§ DATASET EXTRACT:
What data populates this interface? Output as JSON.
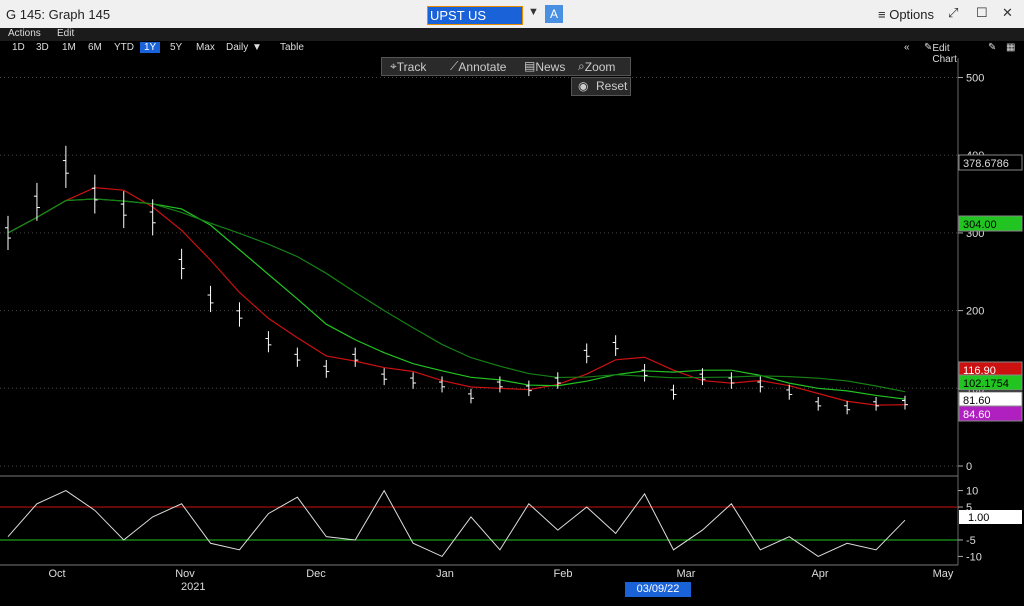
{
  "window": {
    "title": "G 145: Graph 145",
    "ticker": "UPST US Equity",
    "ticker_badge": "A",
    "options_label": "Options"
  },
  "menu": {
    "actions": "Actions",
    "edit": "Edit"
  },
  "ranges": [
    "1D",
    "3D",
    "1M",
    "6M",
    "YTD",
    "1Y",
    "5Y",
    "Max",
    "Daily",
    "Table"
  ],
  "selected_range": "1Y",
  "right_menu": {
    "edit_chart": "Edit Chart"
  },
  "toolbar": {
    "track": "Track",
    "annotate": "Annotate",
    "news": "News",
    "zoom": "Zoom",
    "reset": "Reset"
  },
  "price_axis": {
    "ticks": [
      "500",
      "400",
      "300",
      "200",
      "100",
      "0"
    ]
  },
  "price_labels": {
    "last_high": "378.6786",
    "ma_a": "304.00",
    "ma_b": "116.90",
    "ma_c": "102.1754",
    "last": "81.60",
    "lowlabel": "84.60"
  },
  "osc_axis": {
    "ticks": [
      "10",
      "5",
      "-5",
      "-10"
    ],
    "current": "1.00"
  },
  "months": [
    "Oct",
    "Nov",
    "Dec",
    "Jan",
    "Feb",
    "Mar",
    "Apr",
    "May"
  ],
  "year": "2021",
  "cursor_date": "03/09/22",
  "colors": {
    "green": "#22c422",
    "red": "#cc1111",
    "magenta": "#b020c0",
    "white": "#ffffff"
  },
  "chart_data": {
    "type": "line",
    "x": [
      "2021-09-20",
      "2021-09-27",
      "2021-10-04",
      "2021-10-11",
      "2021-10-18",
      "2021-10-25",
      "2021-11-01",
      "2021-11-08",
      "2021-11-15",
      "2021-11-22",
      "2021-11-29",
      "2021-12-06",
      "2021-12-13",
      "2021-12-20",
      "2021-12-27",
      "2022-01-03",
      "2022-01-10",
      "2022-01-17",
      "2022-01-24",
      "2022-01-31",
      "2022-02-07",
      "2022-02-14",
      "2022-02-21",
      "2022-02-28",
      "2022-03-07",
      "2022-03-14",
      "2022-03-21",
      "2022-03-28",
      "2022-04-04",
      "2022-04-11",
      "2022-04-18",
      "2022-04-25"
    ],
    "series": [
      {
        "name": "",
        "values": [
          300,
          340,
          385,
          350,
          330,
          320,
          260,
          215,
          195,
          160,
          140,
          125,
          140,
          115,
          110,
          105,
          90,
          105,
          100,
          110,
          145,
          155,
          120,
          95,
          115,
          110,
          105,
          95,
          80,
          75,
          80,
          81.6
        ]
      }
    ],
    "ylim": [
      0,
      520
    ],
    "oscillator": {
      "values": [
        -4,
        6,
        10,
        4,
        -5,
        2,
        6,
        -6,
        -8,
        3,
        8,
        -4,
        -5,
        10,
        -6,
        -10,
        2,
        -8,
        6,
        -2,
        5,
        -3,
        9,
        -8,
        -2,
        6,
        -8,
        -4,
        -10,
        -6,
        -8,
        1.0
      ],
      "ylim": [
        -12,
        12
      ]
    }
  }
}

§ TASK BRIEF: Skip the pictures and print each record exactly as it stands.

§ WORKED ANSWER:
What data populates this interface? Output as JSON.
{
  "window": {
    "title": "G 145: Graph 145",
    "ticker": "UPST US Equity",
    "ticker_badge": "A",
    "options_label": "Options"
  },
  "menu": {
    "actions": "Actions",
    "edit": "Edit"
  },
  "ranges": [
    "1D",
    "3D",
    "1M",
    "6M",
    "YTD",
    "1Y",
    "5Y",
    "Max",
    "Daily",
    "Table"
  ],
  "selected_range": "1Y",
  "right_menu": {
    "edit_chart": "Edit Chart"
  },
  "toolbar": {
    "track": "Track",
    "annotate": "Annotate",
    "news": "News",
    "zoom": "Zoom",
    "reset": "Reset"
  },
  "price_axis": {
    "ticks": [
      "500",
      "400",
      "300",
      "200",
      "100",
      "0"
    ]
  },
  "price_labels": {
    "last_high": "378.6786",
    "ma_a": "304.00",
    "ma_b": "116.90",
    "ma_c": "102.1754",
    "last": "81.60",
    "lowlabel": "84.60"
  },
  "osc_axis": {
    "ticks": [
      "10",
      "5",
      "-5",
      "-10"
    ],
    "current": "1.00"
  },
  "months": [
    "Oct",
    "Nov",
    "Dec",
    "Jan",
    "Feb",
    "Mar",
    "Apr",
    "May"
  ],
  "year": "2021",
  "cursor_date": "03/09/22",
  "colors": {
    "green": "#22c422",
    "red": "#cc1111",
    "magenta": "#b020c0",
    "white": "#ffffff"
  },
  "chart_data": {
    "type": "line",
    "x": [
      "2021-09-20",
      "2021-09-27",
      "2021-10-04",
      "2021-10-11",
      "2021-10-18",
      "2021-10-25",
      "2021-11-01",
      "2021-11-08",
      "2021-11-15",
      "2021-11-22",
      "2021-11-29",
      "2021-12-06",
      "2021-12-13",
      "2021-12-20",
      "2021-12-27",
      "2022-01-03",
      "2022-01-10",
      "2022-01-17",
      "2022-01-24",
      "2022-01-31",
      "2022-02-07",
      "2022-02-14",
      "2022-02-21",
      "2022-02-28",
      "2022-03-07",
      "2022-03-14",
      "2022-03-21",
      "2022-03-28",
      "2022-04-04",
      "2022-04-11",
      "2022-04-18",
      "2022-04-25"
    ],
    "series": [
      {
        "name": "",
        "values": [
          300,
          340,
          385,
          350,
          330,
          320,
          260,
          215,
          195,
          160,
          140,
          125,
          140,
          115,
          110,
          105,
          90,
          105,
          100,
          110,
          145,
          155,
          120,
          95,
          115,
          110,
          105,
          95,
          80,
          75,
          80,
          81.6
        ]
      }
    ],
    "ylim": [
      0,
      520
    ],
    "oscillator": {
      "values": [
        -4,
        6,
        10,
        4,
        -5,
        2,
        6,
        -6,
        -8,
        3,
        8,
        -4,
        -5,
        10,
        -6,
        -10,
        2,
        -8,
        6,
        -2,
        5,
        -3,
        9,
        -8,
        -2,
        6,
        -8,
        -4,
        -10,
        -6,
        -8,
        1.0
      ],
      "ylim": [
        -12,
        12
      ]
    }
  }
}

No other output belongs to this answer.